### Excerpt to read
━━━
# Brine Making Specific Questions



## CPSNM (Oct 19, 2016)

Hey Everyone,

Let me start off by saying I know there are other threads on brine making, I have read them and learned a ton. I have a few specific questions that I am hoping you can help me with.

1. I'm in the middle of New Mexico, I can't seem to find plain rock salt. Unless anyone happens to know of a source for rock salt around Albuquerque, will this water softener solar salt work https://www.lowes.com/pd/SureSoft-40-lb-Salt-Solar-Crystals/50354194 ? I saw solar salt mentioned in one of the brine making threads as an alternative.

2. To help my brine work at lower temperatures, and hopefully inhibit corrosion a bit, my plan is to mix the finished brine with 10-20% by volume MetDown Apex (Liquid mag chloride de-icer), any issue with that?

I should add that I already have 1500 gallons of the Apex, the problem I am having is that my cost per gallon is too high.

3. Does anyone have experience with Barr Plastics brine makers / applicators? This unit looks pretty cool, it is a maker / applicator in one. http://www.barrplastics.com/brine-maker-combo-applicator-units.html

Any help would be appreciated!

Thanks


----------



## CPSNM (Oct 19, 2016)

I am hoping someone can at least answer my first question...


----------



## flyguyirvin65 (Feb 18, 2015)

Solar salt will work fine, most people dont use it because it cost more than bult rock salt. Remember filter on your sprayer will save you many headaches.


----------



## Kubota 8540 (Sep 25, 2009)

Solar salt is some where around 99% pure. That means there are very few impurities in it. (solids that wont dissolve) When dissolving rock salt there are solids that just wont dissolve, sand, limestone, etc. Solar salt has the least amount of these, and would be the ONLY salt I would use in a combo unit that you listed. When those impurities dont dissolve, they will need to be removed from the brine maker. In that type of unit, it appears it would be difficult or very time consuming to remove them. So I would only use solar salt.
━━━
### Short task a
Convert the listing, from its first line through the line containing "queue-rank: 3 bbox=[5, 825, 24, 846]", into a Markdown table with the columns Row and Line, and leave out blank lines.
The brine-making thread and the listing have nothing to do with each other.
━━━
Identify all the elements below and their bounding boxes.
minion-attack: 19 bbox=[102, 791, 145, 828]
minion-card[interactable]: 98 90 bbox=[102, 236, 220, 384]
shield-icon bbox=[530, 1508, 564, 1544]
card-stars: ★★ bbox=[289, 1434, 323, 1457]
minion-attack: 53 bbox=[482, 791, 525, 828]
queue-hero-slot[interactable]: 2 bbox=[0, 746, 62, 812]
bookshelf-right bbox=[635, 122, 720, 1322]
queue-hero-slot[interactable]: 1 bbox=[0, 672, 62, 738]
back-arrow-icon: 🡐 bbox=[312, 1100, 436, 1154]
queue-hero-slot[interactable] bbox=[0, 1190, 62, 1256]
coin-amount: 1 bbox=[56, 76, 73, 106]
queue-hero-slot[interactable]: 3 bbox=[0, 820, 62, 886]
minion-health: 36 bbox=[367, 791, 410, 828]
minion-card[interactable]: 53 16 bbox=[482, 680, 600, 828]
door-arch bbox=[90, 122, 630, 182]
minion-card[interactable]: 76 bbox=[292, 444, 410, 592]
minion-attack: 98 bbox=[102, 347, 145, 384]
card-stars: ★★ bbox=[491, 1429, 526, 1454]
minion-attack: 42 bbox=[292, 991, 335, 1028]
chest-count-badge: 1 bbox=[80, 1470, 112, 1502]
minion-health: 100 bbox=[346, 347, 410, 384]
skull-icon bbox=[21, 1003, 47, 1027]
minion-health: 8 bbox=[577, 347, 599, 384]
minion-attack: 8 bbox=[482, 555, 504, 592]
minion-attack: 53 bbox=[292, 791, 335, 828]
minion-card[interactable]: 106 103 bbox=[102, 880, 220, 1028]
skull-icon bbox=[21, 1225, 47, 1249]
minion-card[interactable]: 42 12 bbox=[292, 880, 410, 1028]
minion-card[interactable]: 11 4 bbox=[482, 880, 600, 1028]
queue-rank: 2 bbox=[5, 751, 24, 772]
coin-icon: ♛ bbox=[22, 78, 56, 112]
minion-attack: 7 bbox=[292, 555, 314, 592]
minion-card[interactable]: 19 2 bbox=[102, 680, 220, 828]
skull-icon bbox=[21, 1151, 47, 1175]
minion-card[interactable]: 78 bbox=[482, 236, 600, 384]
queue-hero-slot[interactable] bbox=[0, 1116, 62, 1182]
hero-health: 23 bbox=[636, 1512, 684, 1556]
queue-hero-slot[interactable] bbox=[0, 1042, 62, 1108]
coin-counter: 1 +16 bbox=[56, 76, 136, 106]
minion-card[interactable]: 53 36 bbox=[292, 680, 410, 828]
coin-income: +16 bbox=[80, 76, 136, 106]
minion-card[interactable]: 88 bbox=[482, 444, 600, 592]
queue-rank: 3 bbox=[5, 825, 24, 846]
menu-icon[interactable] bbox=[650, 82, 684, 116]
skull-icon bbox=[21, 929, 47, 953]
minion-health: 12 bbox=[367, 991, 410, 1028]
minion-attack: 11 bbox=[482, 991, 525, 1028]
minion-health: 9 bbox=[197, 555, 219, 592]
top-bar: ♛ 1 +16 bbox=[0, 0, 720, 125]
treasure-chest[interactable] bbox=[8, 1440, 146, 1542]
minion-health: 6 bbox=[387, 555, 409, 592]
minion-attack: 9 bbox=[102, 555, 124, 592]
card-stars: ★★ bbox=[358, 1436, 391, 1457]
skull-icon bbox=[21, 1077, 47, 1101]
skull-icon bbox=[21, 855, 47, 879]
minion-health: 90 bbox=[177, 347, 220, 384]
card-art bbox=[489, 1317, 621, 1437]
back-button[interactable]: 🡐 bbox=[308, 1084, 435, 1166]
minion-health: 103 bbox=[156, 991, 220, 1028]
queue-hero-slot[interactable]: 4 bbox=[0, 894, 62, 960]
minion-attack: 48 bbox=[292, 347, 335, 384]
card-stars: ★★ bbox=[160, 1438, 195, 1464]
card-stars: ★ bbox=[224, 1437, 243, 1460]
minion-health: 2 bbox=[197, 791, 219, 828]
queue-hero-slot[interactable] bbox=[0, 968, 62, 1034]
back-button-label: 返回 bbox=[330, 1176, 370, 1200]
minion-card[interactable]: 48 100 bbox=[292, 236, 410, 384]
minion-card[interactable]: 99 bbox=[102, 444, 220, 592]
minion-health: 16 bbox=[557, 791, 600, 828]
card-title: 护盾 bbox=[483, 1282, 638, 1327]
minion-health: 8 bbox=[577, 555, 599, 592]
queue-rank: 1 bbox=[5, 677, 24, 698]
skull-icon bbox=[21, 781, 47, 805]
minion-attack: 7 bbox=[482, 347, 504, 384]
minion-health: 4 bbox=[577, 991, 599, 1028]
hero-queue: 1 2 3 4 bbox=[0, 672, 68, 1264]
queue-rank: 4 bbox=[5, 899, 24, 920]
━━━
### Short task b
Duplicate the passage of the brine-making thread that opens with the words "## flyguyirvin65 (Feb" and closes with "use solar salt.".

### Reply a
| Row | Line |
|---|---|
| 1 | Identify all the elements below and their bounding boxes. |
| 2 | minion-attack: 19 bbox=[102, 791, 145, 828] |
| 3 | minion-card[interactable]: 98 90 bbox=[102, 236, 220, 384] |
| 4 | shield-icon bbox=[530, 1508, 564, 1544] |
| 5 | card-stars: ★★ bbox=[289, 1434, 323, 1457] |
| 6 | minion-attack: 53 bbox=[482, 791, 525, 828] |
| 7 | queue-hero-slot[interactable]: 2 bbox=[0, 746, 62, 812] |
| 8 | bookshelf-right bbox=[635, 122, 720, 1322] |
| 9 | queue-hero-slot[interactable]: 1 bbox=[0, 672, 62, 738] |
| 10 | back-arrow-icon: 🡐 bbox=[312, 1100, 436, 1154] |
| 11 | queue-hero-slot[interactable] bbox=[0, 1190, 62, 1256] |
| 12 | coin-amount: 1 bbox=[56, 76, 73, 106] |
| 13 | queue-hero-slot[interactable]: 3 bbox=[0, 820, 62, 886] |
| 14 | minion-health: 36 bbox=[367, 791, 410, 828] |
| 15 | minion-card[interactable]: 53 16 bbox=[482, 680, 600, 828] |
| 16 | door-arch bbox=[90, 122, 630, 182] |
| 17 | minion-card[interactable]: 76 bbox=[292, 444, 410, 592] |
| 18 | minion-attack: 98 bbox=[102, 347, 145, 384] |
| 19 | card-stars: ★★ bbox=[491, 1429, 526, 1454] |
| 20 | minion-attack: 42 bbox=[292, 991, 335, 1028] |
| 21 | chest-count-badge: 1 bbox=[80, 1470, 112, 1502] |
| 22 | minion-health: 100 bbox=[346, 347, 410, 384] |
| 23 | skull-icon bbox=[21, 1003, 47, 1027] |
| 24 | minion-health: 8 bbox=[577, 347, 599, 384] |
| 25 | minion-attack: 8 bbox=[482, 555, 504, 592] |
| 26 | minion-attack: 53 bbox=[292, 791, 335, 828] |
| 27 | minion-card[interactable]: 106 103 bbox=[102, 880, 220, 1028] |
| 28 | skull-icon bbox=[21, 1225, 47, 1249] |
| 29 | minion-card[interactable]: 42 12 bbox=[292, 880, 410, 1028] |
| 30 | minion-card[interactable]: 11 4 bbox=[482, 880, 600, 1028] |
| 31 | queue-rank: 2 bbox=[5, 751, 24, 772] |
| 32 | coin-icon: ♛ bbox=[22, 78, 56, 112] |
| 33 | minion-attack: 7 bbox=[292, 555, 314, 592] |
| 34 | minion-card[interactable]: 19 2 bbox=[102, 680, 220, 828] |
| 35 | skull-icon bbox=[21, 1151, 47, 1175] |
| 36 | minion-card[interactable]: 78 bbox=[482, 236, 600, 384] |
| 37 | queue-hero-slot[interactable] bbox=[0, 1116, 62, 1182] |
| 38 | hero-health: 23 bbox=[636, 1512, 684, 1556] |
| 39 | queue-hero-slot[interactable] bbox=[0, 1042, 62, 1108] |
| 40 | coin-counter: 1 +16 bbox=[56, 76, 136, 106] |
| 41 | minion-card[interactable]: 53 36 bbox=[292, 680, 410, 828] |
| 42 | coin-income: +16 bbox=[80, 76, 136, 106] |
| 43 | minion-card[interactable]: 88 bbox=[482, 444, 600, 592] |
| 44 | queue-rank: 3 bbox=[5, 825, 24, 846] |

### Reply b
## flyguyirvin65 (Feb 18, 2015)

Solar salt will work fine, most people dont use it because it cost more than bult rock salt. Remember filter on your sprayer will save you many headaches.


----------



## Kubota 8540 (Sep 25, 2009)

Solar salt is some where around 99% pure. That means there are very few impurities in it. (solids that wont dissolve) When dissolving rock salt there are solids that just wont dissolve, sand, limestone, etc. Solar salt has the least amount of these, and would be the ONLY salt I would use in a combo unit that you listed. When those impurities dont dissolve, they will need to be removed from the brine maker. In that type of unit, it appears it would be difficult or very time consuming to remove them. So I would only use solar salt.